▶ _What to work on_:
Copy whichever lines contain the string "modifica".

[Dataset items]
———

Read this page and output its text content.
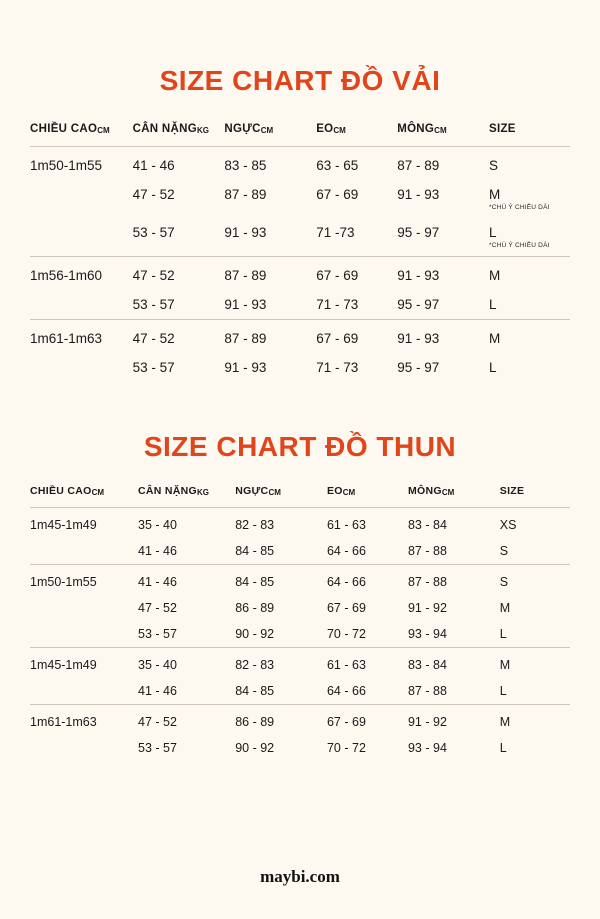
SIZE CHART ĐỒ VẢI
CHIỀU CAOCM	CÂN NẶNGKG	NGỰCCM	EOCM	MÔNGCM	SIZE
1m50-1m55	41 - 46	83 - 85	63 - 65	87 - 89	S
	47 - 52	87 - 89	67 - 69	91 - 93	M
*CHÚ Ý CHIỀU DÀI

	53 - 57	91 - 93	71 -73	95 - 97	L
*CHÚ Ý CHIỀU DÀI

1m56-1m60	47 - 52	87 - 89	67 - 69	91 - 93	M
	53 - 57	91 - 93	71 - 73	95 - 97	L
1m61-1m63	47 - 52	87 - 89	67 - 69	91 - 93	M
	53 - 57	91 - 93	71 - 73	95 - 97	L
SIZE CHART ĐỒ THUN
CHIỀU CAOCM	CÂN NẶNGKG	NGỰCCM	EOCM	MÔNGCM	SIZE
1m45-1m49	35 - 40	82 - 83	61 - 63	83 - 84	XS
	41 - 46	84 - 85	64 - 66	87 - 88	S
1m50-1m55	41 - 46	84 - 85	64 - 66	87 - 88	S
	47 - 52	86 - 89	67 - 69	91 - 92	M
	53 - 57	90 - 92	70 - 72	93 - 94	L
1m45-1m49	35 - 40	82 - 83	61 - 63	83 - 84	M
	41 - 46	84 - 85	64 - 66	87 - 88	L
1m61-1m63	47 - 52	86 - 89	67 - 69	91 - 92	M
	53 - 57	90 - 92	70 - 72	93 - 94	L
maybi.com
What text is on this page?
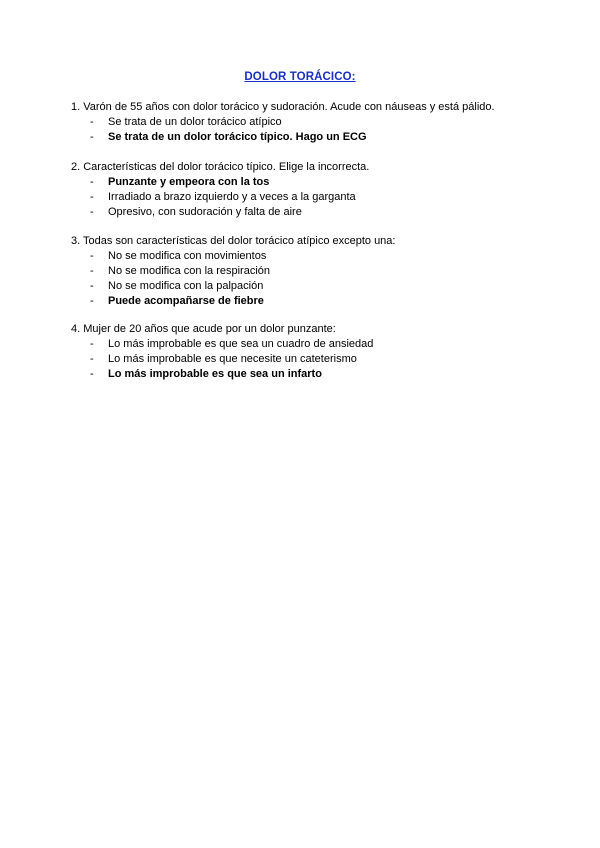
DOLOR TORÁCICO:
1. Varón de 55 años con dolor torácico y sudoración. Acude con náuseas y está pálido.
- Se trata de un dolor torácico atípico
- Se trata de un dolor torácico típico. Hago un ECG
2. Características del dolor torácico típico. Elige la incorrecta.
- Punzante y empeora con la tos
- Irradiado a brazo izquierdo y a veces a la garganta
- Opresivo, con sudoración y falta de aire
3. Todas son características del dolor torácico atípico excepto una:
- No se modifica con movimientos
- No se modifica con la respiración
- No se modifica con la palpación
- Puede acompañarse de fiebre
4. Mujer de 20 años que acude por un dolor punzante:
- Lo más improbable es que sea un cuadro de ansiedad
- Lo más improbable es que necesite un cateterismo
- Lo más improbable es que sea un infarto
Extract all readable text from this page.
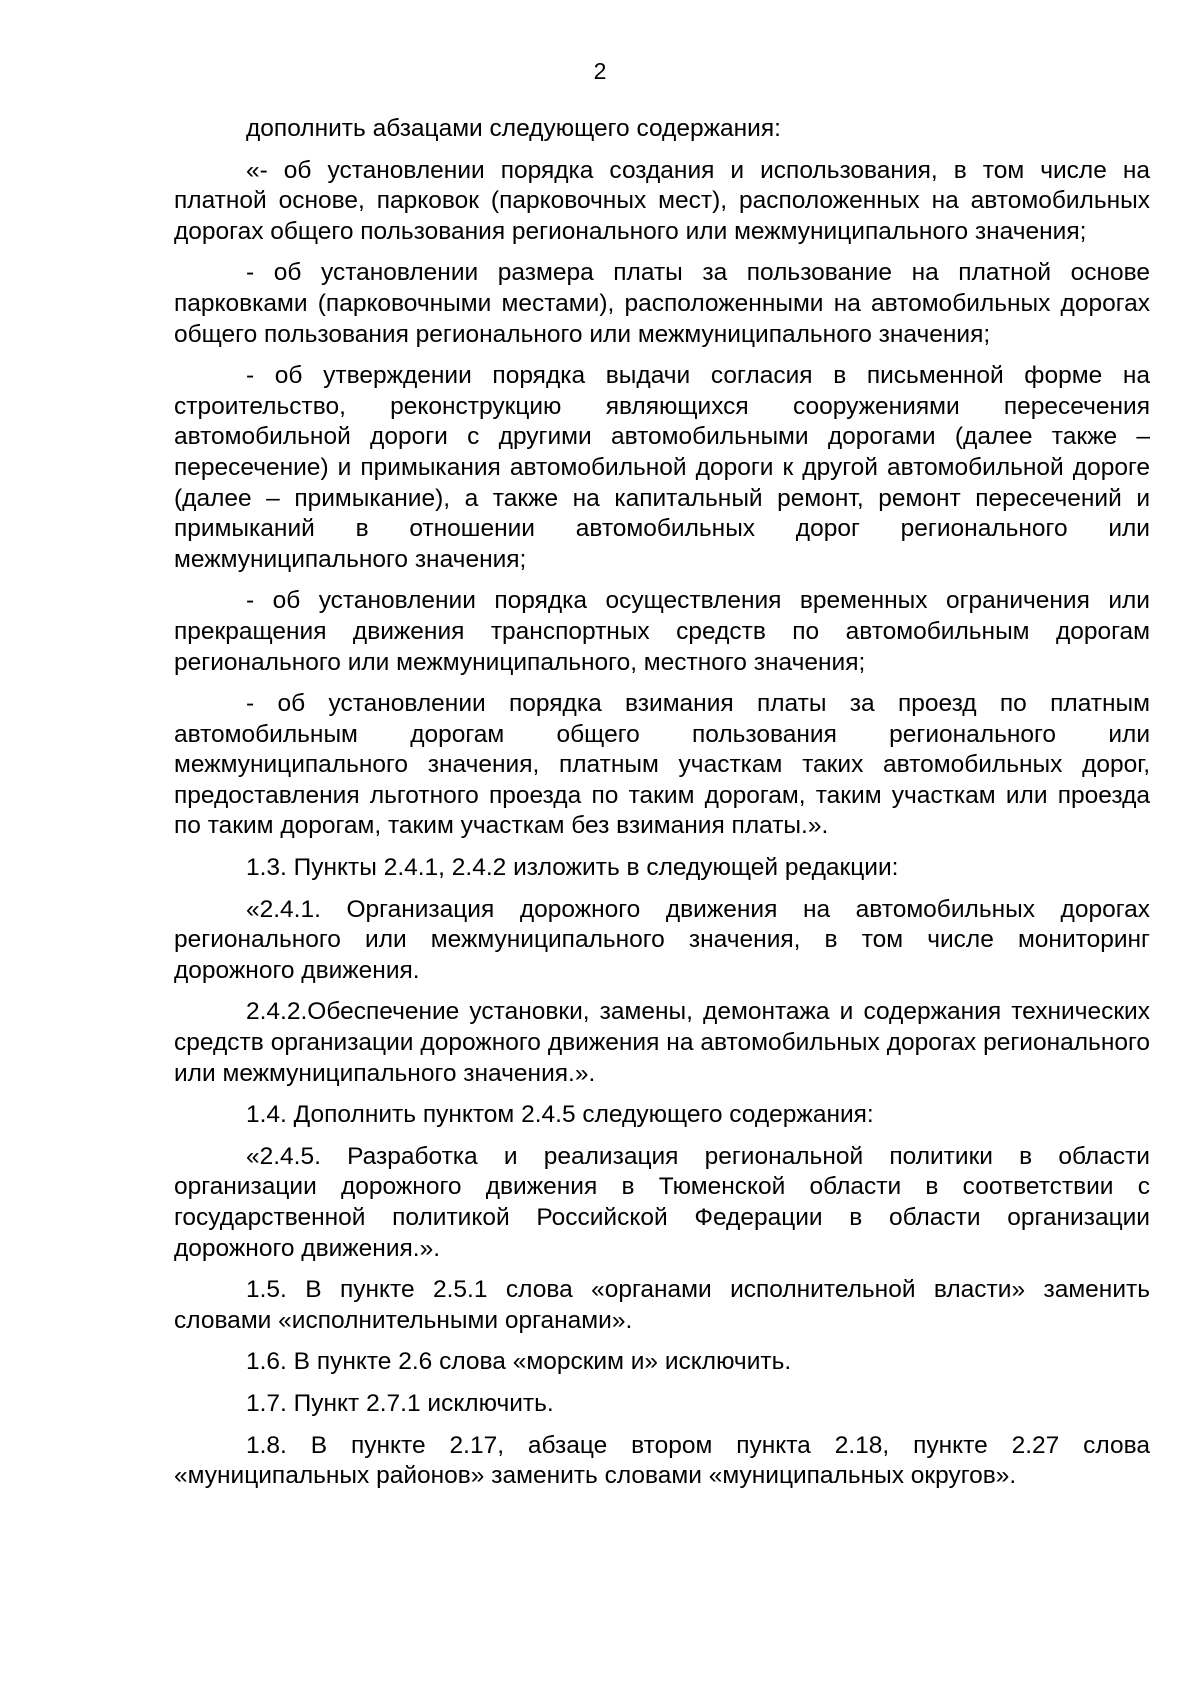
2

дополнить абзацами следующего содержания:

«- об установлении порядка создания и использования, в том числе на платной основе, парковок (парковочных мест), расположенных на автомобильных дорогах общего пользования регионального или межмуниципального значения;

- об установлении размера платы за пользование на платной основе парковками (парковочными местами), расположенными на автомобильных дорогах общего пользования регионального или межмуниципального значения;

- об утверждении порядка выдачи согласия в письменной форме на строительство, реконструкцию являющихся сооружениями пересечения автомобильной дороги с другими автомобильными дорогами (далее также – пересечение) и примыкания автомобильной дороги к другой автомобильной дороге (далее – примыкание), а также на капитальный ремонт, ремонт пересечений и примыканий в отношении автомобильных дорог регионального или межмуниципального значения;

- об установлении порядка осуществления временных ограничения или прекращения движения транспортных средств по автомобильным дорогам регионального или межмуниципального, местного значения;

- об установлении порядка взимания платы за проезд по платным автомобильным дорогам общего пользования регионального или межмуниципального значения, платным участкам таких автомобильных дорог, предоставления льготного проезда по таким дорогам, таким участкам или проезда по таким дорогам, таким участкам без взимания платы.».

1.3. Пункты 2.4.1, 2.4.2 изложить в следующей редакции:

«2.4.1. Организация дорожного движения на автомобильных дорогах регионального или межмуниципального значения, в том числе мониторинг дорожного движения.

2.4.2.Обеспечение установки, замены, демонтажа и содержания технических средств организации дорожного движения на автомобильных дорогах регионального или межмуниципального значения.».

1.4. Дополнить пунктом 2.4.5 следующего содержания:

«2.4.5. Разработка и реализация региональной политики в области организации дорожного движения в Тюменской области в соответствии с государственной политикой Российской Федерации в области организации дорожного движения.».

1.5. В пункте 2.5.1 слова «органами исполнительной власти» заменить словами «исполнительными органами».

1.6. В пункте 2.6 слова «морским и» исключить.

1.7. Пункт 2.7.1 исключить.

1.8. В пункте 2.17, абзаце втором пункта 2.18, пункте 2.27 слова «муниципальных районов» заменить словами «муниципальных округов».
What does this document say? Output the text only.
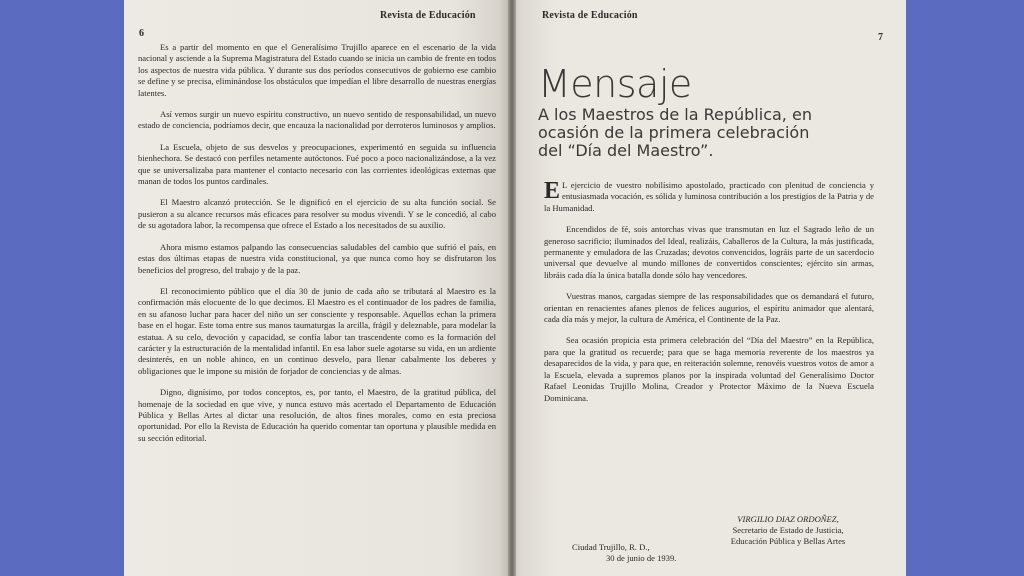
Revista de Educación
6

Es a partir del momento en que el Generalísimo Trujillo aparece en el escenario de la vida nacional y asciende a la Suprema Magistratura del Estado cuando se inicia un cambio de frente en todos los aspectos de nuestra vida pública. Y durante sus dos períodos consecutivos de gobierno ese cambio se define y se precisa, eliminándose los obstáculos que impedían el libre desarrollo de nuestras energías latentes.

Así vemos surgir un nuevo espíritu constructivo, un nuevo sentido de responsabilidad, un nuevo estado de conciencia, podríamos decir, que encauza la nacionalidad por derroteros luminosos y amplios.

La Escuela, objeto de sus desvelos y preocupaciones, experimentó en seguida su influencia bienhechora. Se destacó con perfiles netamente autóctonos. Fué poco a poco nacionalizándose, a la vez que se universalizaba para mantener el contacto necesario con las corrientes ideológicas externas que manan de todos los puntos cardinales.

El Maestro alcanzó protección. Se le dignificó en el ejercicio de su alta función social. Se pusieron a su alcance recursos más eficaces para resolver su modus vivendi. Y se le concedió, al cabo de su agotadora labor, la recompensa que ofrece el Estado a los necesitados de su auxilio.

Ahora mismo estamos palpando las consecuencias saludables del cambio que sufrió el país, en estas dos últimas etapas de nuestra vida constitucional, ya que nunca como hoy se disfrutaron los beneficios del progreso, del trabajo y de la paz.

El reconocimiento público que el día 30 de junio de cada año se tributará al Maestro es la confirmación más elocuente de lo que decimos. El Maestro es el continuador de los padres de familia, en su afanoso luchar para hacer del niño un ser consciente y responsable. Aquellos echan la primera base en el hogar. Este toma entre sus manos taumaturgas la arcilla, frágil y deleznable, para modelar la estatua. A su celo, devoción y capacidad, se confía labor tan trascendente como es la formación del carácter y la estructuración de la mentalidad infantil. En esa labor suele agotarse su vida, en un ardiente desinterés, en un noble ahinco, en un continuo desvelo, para llenar cabalmente los deberes y obligaciones que le impone su misión de forjador de conciencias y de almas.

Digno, dignísimo, por todos conceptos, es, por tanto, el Maestro, de la gratitud pública, del homenaje de la sociedad en que vive, y nunca estuvo más acertado el Departamento de Educación Pública y Bellas Artes al dictar una resolución, de altos fines morales, como en esta preciosa oportunidad. Por ello la Revista de Educación ha querido comentar tan oportuna y plausible medida en su sección editorial.

Revista de Educación
7
Mensaje
A los Maestros de la República, en ocasión de la primera celebración del “Día del Maestro”.

E L ejercicio de vuestro nobilísimo apostolado, practicado con plenitud de conciencia y entusiasmada vocación, es sólida y luminosa contribución a los prestigios de la Patria y de la Humanidad.

Encendidos de fé, sois antorchas vivas que transmutan en luz el Sagrado leño de un generoso sacrificio; iluminados del Ideal, realizáis, Caballeros de la Cultura, la más justificada, permanente y emuladora de las Cruzadas; devotos convencidos, lográis parte de un sacerdocio universal que devuelve al mundo millones de convertidos conscientes; ejército sin armas, libráis cada día la única batalla donde sólo hay vencedores.

Vuestras manos, cargadas siempre de las responsabilidades que os demandará el futuro, orientan en renacientes afanes plenos de felices augurios, el espíritu animador que alentará, cada día más y mejor, la cultura de América, el Continente de la Paz.

Sea ocasión propicia esta primera celebración del “Día del Maestro” en la República, para que la gratitud os recuerde; para que se haga memoria reverente de los maestros ya desaparecidos de la vida, y para que, en reiteración solemne, renovéis vuestros votos de amor a la Escuela, elevada a supremos planos por la inspirada voluntad del Generalísimo Doctor Rafael Leonidas Trujillo Molina, Creador y Protector Máximo de la Nueva Escuela Dominicana.

VIRGILIO DIAZ ORDOÑEZ,
Secretario de Estado de Justicia,
Educación Pública y Bellas Artes
Ciudad Trujillo, R. D.,
30 de junio de 1939.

———

▶ _Final answer_:
- No se modifica con movimientos
- No se modifica con la respiración
- No se modifica con la palpación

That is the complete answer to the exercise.